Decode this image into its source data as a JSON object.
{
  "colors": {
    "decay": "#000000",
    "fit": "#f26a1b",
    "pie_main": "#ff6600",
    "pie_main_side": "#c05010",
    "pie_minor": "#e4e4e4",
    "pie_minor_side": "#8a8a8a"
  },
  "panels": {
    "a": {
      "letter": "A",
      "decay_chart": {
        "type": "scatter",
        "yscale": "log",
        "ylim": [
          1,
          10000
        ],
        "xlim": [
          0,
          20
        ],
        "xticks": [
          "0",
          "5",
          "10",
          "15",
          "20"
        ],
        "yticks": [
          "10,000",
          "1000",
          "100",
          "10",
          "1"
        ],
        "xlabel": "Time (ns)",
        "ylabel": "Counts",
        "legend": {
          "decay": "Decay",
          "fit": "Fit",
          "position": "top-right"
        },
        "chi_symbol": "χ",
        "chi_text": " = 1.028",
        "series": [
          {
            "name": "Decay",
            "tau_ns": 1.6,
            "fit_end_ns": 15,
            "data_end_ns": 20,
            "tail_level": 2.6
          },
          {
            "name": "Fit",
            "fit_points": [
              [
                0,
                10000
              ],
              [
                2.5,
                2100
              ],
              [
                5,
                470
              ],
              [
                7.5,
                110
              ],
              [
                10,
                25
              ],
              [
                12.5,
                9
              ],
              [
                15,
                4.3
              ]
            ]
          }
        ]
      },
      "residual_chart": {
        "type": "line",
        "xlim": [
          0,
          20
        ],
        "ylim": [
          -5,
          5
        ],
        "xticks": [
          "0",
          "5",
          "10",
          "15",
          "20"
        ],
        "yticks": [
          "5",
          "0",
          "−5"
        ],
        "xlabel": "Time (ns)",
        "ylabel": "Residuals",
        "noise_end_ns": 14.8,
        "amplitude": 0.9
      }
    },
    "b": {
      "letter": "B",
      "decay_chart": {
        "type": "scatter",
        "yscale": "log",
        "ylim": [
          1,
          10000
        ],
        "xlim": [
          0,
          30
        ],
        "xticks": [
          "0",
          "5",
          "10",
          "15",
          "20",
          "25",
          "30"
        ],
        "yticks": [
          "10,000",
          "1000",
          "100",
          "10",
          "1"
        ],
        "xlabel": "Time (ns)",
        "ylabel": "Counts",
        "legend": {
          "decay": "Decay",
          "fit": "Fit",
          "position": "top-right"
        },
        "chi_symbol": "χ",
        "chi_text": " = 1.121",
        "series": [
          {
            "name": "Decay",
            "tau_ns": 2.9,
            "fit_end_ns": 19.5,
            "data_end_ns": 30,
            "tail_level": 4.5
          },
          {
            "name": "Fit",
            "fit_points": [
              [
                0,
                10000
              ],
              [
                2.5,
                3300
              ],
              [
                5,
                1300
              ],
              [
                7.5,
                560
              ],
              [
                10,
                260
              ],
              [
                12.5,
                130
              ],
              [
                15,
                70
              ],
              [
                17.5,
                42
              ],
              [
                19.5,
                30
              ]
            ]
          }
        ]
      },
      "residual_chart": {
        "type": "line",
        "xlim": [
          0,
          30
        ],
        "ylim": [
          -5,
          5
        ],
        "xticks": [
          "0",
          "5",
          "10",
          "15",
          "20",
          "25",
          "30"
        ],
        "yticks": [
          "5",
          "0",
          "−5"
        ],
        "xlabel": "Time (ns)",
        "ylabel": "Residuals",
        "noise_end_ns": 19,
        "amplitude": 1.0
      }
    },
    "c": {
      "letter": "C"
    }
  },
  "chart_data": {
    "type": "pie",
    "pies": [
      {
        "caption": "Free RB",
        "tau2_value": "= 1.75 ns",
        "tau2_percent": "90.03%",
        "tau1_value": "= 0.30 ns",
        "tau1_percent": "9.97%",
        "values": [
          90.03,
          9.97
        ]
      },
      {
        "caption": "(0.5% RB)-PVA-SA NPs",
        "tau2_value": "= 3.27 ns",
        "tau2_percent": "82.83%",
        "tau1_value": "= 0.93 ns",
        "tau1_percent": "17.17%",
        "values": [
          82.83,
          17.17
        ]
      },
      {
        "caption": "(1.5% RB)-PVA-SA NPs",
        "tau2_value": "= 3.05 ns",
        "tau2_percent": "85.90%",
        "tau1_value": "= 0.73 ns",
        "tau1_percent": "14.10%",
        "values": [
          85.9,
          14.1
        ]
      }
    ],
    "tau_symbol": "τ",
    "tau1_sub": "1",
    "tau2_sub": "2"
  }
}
== == ==
Directive -> Retype all the records, matching them exactly.

Right answer ->
Decode this image into its source data as a JSON object.
{
  "colors": {
    "decay": "#000000",
    "fit": "#f26a1b",
    "pie_main": "#ff6600",
    "pie_main_side": "#c05010",
    "pie_minor": "#e4e4e4",
    "pie_minor_side": "#8a8a8a"
  },
  "panels": {
    "a": {
      "letter": "A",
      "decay_chart": {
        "type": "scatter",
        "yscale": "log",
        "ylim": [
          1,
          10000
        ],
        "xlim": [
          0,
          20
        ],
        "xticks": [
          "0",
          "5",
          "10",
          "15",
          "20"
        ],
        "yticks": [
          "10,000",
          "1000",
          "100",
          "10",
          "1"
        ],
        "xlabel": "Time (ns)",
        "ylabel": "Counts",
        "legend": {
          "decay": "Decay",
          "fit": "Fit",
          "position": "top-right"
        },
        "chi_symbol": "χ",
        "chi_text": " = 1.028",
        "series": [
          {
            "name": "Decay",
            "tau_ns": 1.6,
            "fit_end_ns": 15,
            "data_end_ns": 20,
            "tail_level": 2.6
          },
          {
            "name": "Fit",
            "fit_points": [
              [
                0,
                10000
              ],
              [
                2.5,
                2100
              ],
              [
                5,
                470
              ],
              [
                7.5,
                110
              ],
              [
                10,
                25
              ],
              [
                12.5,
                9
              ],
              [
                15,
                4.3
              ]
            ]
          }
        ]
      },
      "residual_chart": {
        "type": "line",
        "xlim": [
          0,
          20
        ],
        "ylim": [
          -5,
          5
        ],
        "xticks": [
          "0",
          "5",
          "10",
          "15",
          "20"
        ],
        "yticks": [
          "5",
          "0",
          "−5"
        ],
        "xlabel": "Time (ns)",
        "ylabel": "Residuals",
        "noise_end_ns": 14.8,
        "amplitude": 0.9
      }
    },
    "b": {
      "letter": "B",
      "decay_chart": {
        "type": "scatter",
        "yscale": "log",
        "ylim": [
          1,
          10000
        ],
        "xlim": [
          0,
          30
        ],
        "xticks": [
          "0",
          "5",
          "10",
          "15",
          "20",
          "25",
          "30"
        ],
        "yticks": [
          "10,000",
          "1000",
          "100",
          "10",
          "1"
        ],
        "xlabel": "Time (ns)",
        "ylabel": "Counts",
        "legend": {
          "decay": "Decay",
          "fit": "Fit",
          "position": "top-right"
        },
        "chi_symbol": "χ",
        "chi_text": " = 1.121",
        "series": [
          {
            "name": "Decay",
            "tau_ns": 2.9,
            "fit_end_ns": 19.5,
            "data_end_ns": 30,
            "tail_level": 4.5
          },
          {
            "name": "Fit",
            "fit_points": [
              [
                0,
                10000
              ],
              [
                2.5,
                3300
              ],
              [
                5,
                1300
              ],
              [
                7.5,
                560
              ],
              [
                10,
                260
              ],
              [
                12.5,
                130
              ],
              [
                15,
                70
              ],
              [
                17.5,
                42
              ],
              [
                19.5,
                30
              ]
            ]
          }
        ]
      },
      "residual_chart": {
        "type": "line",
        "xlim": [
          0,
          30
        ],
        "ylim": [
          -5,
          5
        ],
        "xticks": [
          "0",
          "5",
          "10",
          "15",
          "20",
          "25",
          "30"
        ],
        "yticks": [
          "5",
          "0",
          "−5"
        ],
        "xlabel": "Time (ns)",
        "ylabel": "Residuals",
        "noise_end_ns": 19,
        "amplitude": 1.0
      }
    },
    "c": {
      "letter": "C"
    }
  },
  "chart_data": {
    "type": "pie",
    "pies": [
      {
        "caption": "Free RB",
        "tau2_value": "= 1.75 ns",
        "tau2_percent": "90.03%",
        "tau1_value": "= 0.30 ns",
        "tau1_percent": "9.97%",
        "values": [
          90.03,
          9.97
        ]
      },
      {
        "caption": "(0.5% RB)-PVA-SA NPs",
        "tau2_value": "= 3.27 ns",
        "tau2_percent": "82.83%",
        "tau1_value": "= 0.93 ns",
        "tau1_percent": "17.17%",
        "values": [
          82.83,
          17.17
        ]
      },
      {
        "caption": "(1.5% RB)-PVA-SA NPs",
        "tau2_value": "= 3.05 ns",
        "tau2_percent": "85.90%",
        "tau1_value": "= 0.73 ns",
        "tau1_percent": "14.10%",
        "values": [
          85.9,
          14.1
        ]
      }
    ],
    "tau_symbol": "τ",
    "tau1_sub": "1",
    "tau2_sub": "2"
  }
}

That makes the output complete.